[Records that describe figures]

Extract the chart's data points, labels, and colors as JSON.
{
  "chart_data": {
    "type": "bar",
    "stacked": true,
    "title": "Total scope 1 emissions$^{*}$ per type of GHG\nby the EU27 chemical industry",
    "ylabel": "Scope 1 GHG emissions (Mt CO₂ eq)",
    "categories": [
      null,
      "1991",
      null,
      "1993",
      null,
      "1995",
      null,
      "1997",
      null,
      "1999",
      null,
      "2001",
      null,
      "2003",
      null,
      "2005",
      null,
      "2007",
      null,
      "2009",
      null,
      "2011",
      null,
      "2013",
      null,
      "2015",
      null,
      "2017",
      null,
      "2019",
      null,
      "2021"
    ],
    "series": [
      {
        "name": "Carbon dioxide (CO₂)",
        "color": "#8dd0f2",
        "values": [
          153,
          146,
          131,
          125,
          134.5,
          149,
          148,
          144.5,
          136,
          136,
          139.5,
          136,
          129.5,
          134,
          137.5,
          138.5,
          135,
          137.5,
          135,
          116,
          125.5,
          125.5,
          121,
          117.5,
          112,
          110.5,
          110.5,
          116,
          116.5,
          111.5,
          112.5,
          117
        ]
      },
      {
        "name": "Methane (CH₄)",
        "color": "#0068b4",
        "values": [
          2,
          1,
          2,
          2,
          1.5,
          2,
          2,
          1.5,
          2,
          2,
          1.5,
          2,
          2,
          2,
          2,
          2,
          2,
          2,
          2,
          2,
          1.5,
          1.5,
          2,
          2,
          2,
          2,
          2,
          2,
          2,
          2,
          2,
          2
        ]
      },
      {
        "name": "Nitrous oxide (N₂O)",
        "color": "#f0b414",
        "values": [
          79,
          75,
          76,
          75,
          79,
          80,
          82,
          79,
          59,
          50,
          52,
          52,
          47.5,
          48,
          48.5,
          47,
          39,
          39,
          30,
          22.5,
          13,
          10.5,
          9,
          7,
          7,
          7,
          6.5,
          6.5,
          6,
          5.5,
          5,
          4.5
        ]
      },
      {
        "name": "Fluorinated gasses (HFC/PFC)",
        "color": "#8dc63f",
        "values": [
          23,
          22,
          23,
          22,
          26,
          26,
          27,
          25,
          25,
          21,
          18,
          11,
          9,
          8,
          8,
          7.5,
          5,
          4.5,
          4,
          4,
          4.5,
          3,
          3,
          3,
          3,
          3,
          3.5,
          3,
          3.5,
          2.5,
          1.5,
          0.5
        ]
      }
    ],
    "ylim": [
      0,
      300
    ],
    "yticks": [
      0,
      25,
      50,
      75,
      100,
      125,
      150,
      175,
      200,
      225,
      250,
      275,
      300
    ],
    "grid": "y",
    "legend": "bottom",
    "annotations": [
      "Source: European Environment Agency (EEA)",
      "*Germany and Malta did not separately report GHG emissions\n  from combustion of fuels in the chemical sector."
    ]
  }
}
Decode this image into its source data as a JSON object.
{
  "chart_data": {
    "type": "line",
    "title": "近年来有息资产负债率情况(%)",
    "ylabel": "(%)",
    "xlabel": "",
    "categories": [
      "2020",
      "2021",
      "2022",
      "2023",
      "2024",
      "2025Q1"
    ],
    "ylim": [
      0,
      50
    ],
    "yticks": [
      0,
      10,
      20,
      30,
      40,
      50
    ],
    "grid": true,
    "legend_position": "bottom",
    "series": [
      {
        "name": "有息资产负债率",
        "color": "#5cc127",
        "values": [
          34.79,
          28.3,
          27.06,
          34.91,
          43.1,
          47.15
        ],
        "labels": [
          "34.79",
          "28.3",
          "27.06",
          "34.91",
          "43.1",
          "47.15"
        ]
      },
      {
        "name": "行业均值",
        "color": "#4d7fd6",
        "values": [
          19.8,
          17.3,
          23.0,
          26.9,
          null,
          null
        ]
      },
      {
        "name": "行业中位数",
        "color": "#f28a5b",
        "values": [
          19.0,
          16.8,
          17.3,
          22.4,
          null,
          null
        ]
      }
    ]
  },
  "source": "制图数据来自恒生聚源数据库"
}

### Objective
Show the lines of the data that hold the word "name".

### Exercise answer
        "name": "Carbon dioxide (CO₂)",
        "name": "Methane (CH₄)",
        "name": "Nitrous oxide (N₂O)",
        "name": "Fluorinated gasses (HFC/PFC)",
        "name": "有息资产负债率",
        "name": "行业均值",
        "name": "行业中位数",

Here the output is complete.